--- start DATA PROVIDED ---

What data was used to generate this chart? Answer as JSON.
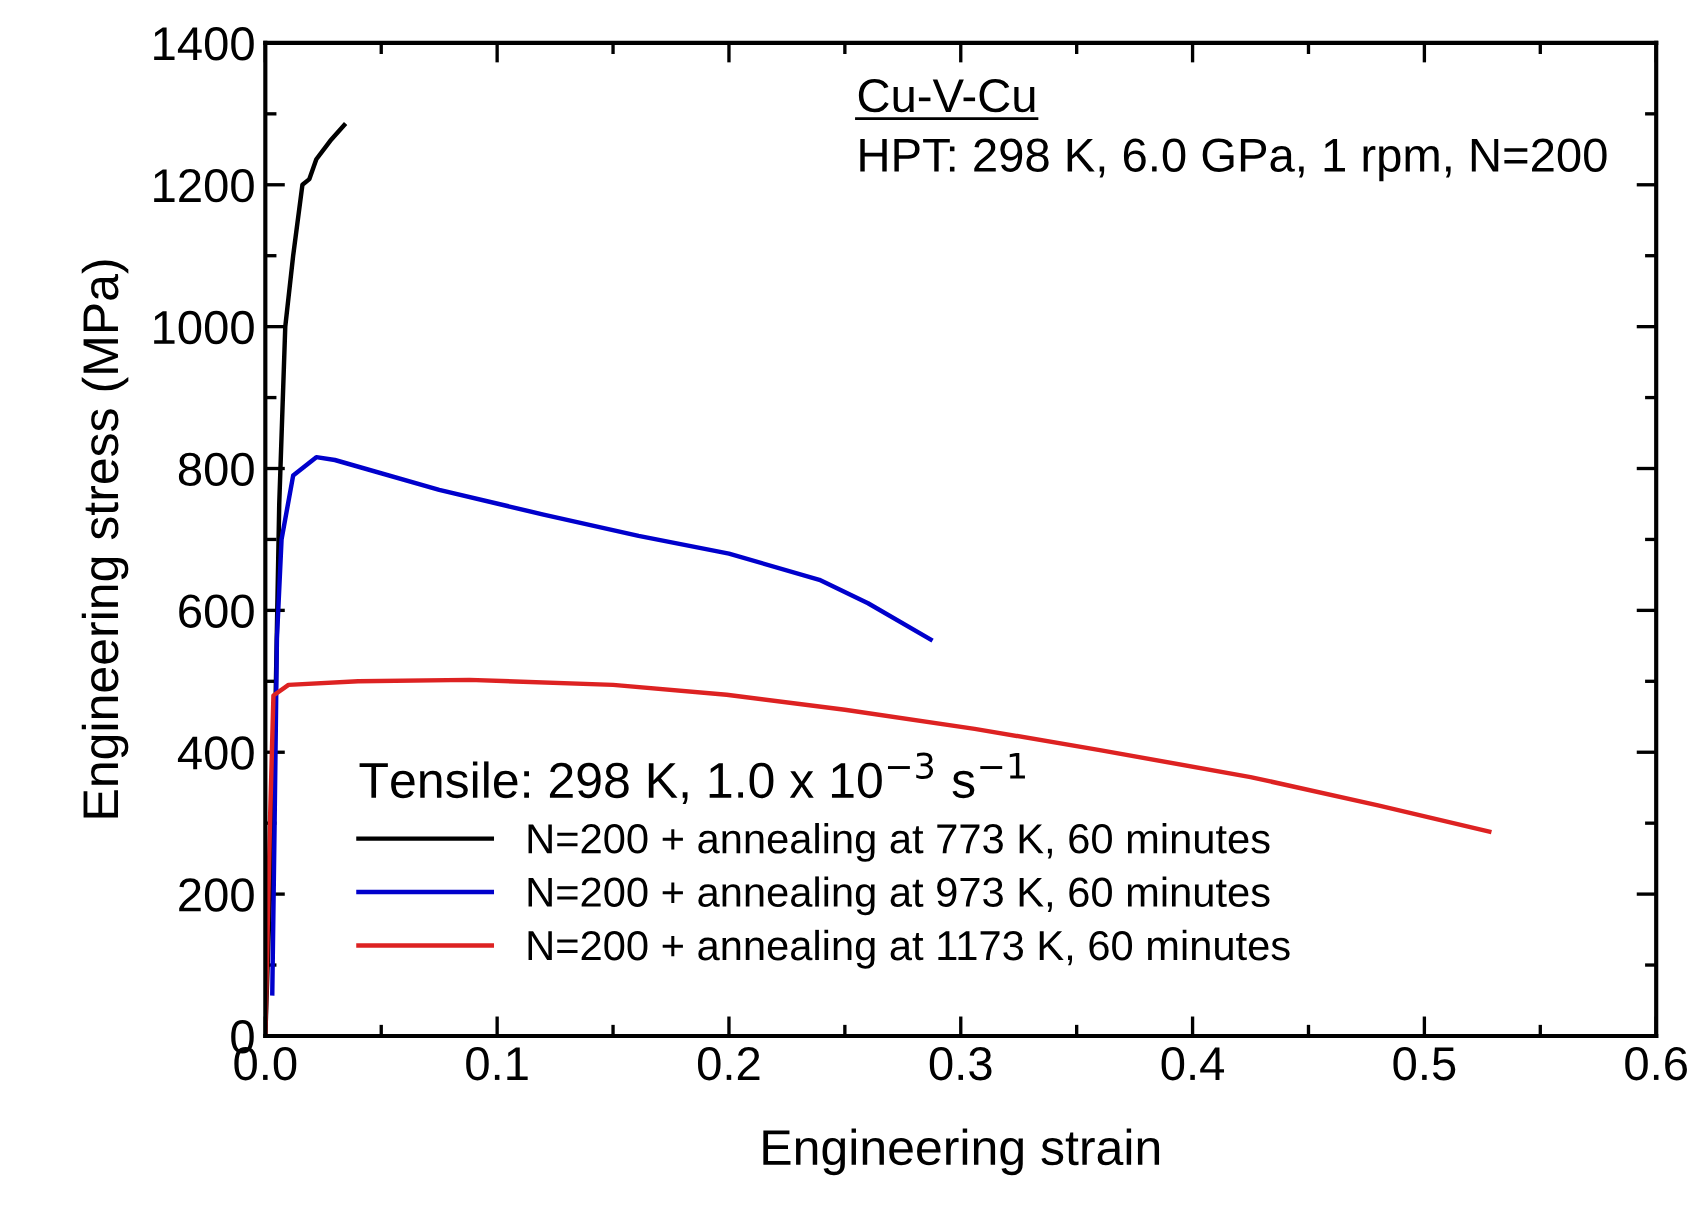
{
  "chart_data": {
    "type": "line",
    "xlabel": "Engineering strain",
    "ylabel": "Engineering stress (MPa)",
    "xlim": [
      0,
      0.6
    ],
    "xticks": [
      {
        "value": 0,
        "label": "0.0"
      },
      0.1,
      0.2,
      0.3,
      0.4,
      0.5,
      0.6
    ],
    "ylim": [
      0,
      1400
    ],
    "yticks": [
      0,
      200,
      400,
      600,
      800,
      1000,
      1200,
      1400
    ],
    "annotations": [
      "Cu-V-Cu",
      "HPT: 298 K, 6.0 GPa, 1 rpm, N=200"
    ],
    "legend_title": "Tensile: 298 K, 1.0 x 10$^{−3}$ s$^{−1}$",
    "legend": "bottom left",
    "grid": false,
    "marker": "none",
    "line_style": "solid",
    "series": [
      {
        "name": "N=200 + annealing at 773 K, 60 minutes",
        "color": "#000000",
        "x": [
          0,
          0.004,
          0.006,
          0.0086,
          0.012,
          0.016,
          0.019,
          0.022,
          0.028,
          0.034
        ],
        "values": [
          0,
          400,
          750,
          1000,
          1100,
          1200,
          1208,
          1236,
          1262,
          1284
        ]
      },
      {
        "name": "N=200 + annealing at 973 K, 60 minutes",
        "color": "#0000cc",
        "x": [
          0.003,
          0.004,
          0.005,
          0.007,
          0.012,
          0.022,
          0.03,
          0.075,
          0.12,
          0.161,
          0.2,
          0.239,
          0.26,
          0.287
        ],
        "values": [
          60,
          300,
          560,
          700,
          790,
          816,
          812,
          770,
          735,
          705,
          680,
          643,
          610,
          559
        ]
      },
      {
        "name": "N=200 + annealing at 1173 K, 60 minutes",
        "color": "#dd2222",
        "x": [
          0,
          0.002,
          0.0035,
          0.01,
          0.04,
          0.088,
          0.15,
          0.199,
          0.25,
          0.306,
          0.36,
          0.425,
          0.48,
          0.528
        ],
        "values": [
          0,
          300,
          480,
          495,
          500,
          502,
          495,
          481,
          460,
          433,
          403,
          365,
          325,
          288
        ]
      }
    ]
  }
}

--- end DATA PROVIDED ---
--- start DATA PROVIDED ---

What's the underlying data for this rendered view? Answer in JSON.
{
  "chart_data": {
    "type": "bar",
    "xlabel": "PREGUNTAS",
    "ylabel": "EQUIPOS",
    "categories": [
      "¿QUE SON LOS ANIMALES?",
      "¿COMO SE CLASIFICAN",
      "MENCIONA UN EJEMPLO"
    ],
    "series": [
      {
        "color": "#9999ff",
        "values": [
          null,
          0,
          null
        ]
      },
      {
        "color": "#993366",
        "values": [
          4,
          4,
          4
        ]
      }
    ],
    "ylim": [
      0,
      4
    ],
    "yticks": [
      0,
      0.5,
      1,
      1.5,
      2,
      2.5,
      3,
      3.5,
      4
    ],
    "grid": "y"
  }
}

--- end DATA PROVIDED ---

SET EXERCISE:
Select every line in the material above where the string "this" occurs, and copy it.

PROBLEM SOLUTION:
What data was used to generate this chart? Answer as JSON.
What's the underlying data for this rendered view? Answer in JSON.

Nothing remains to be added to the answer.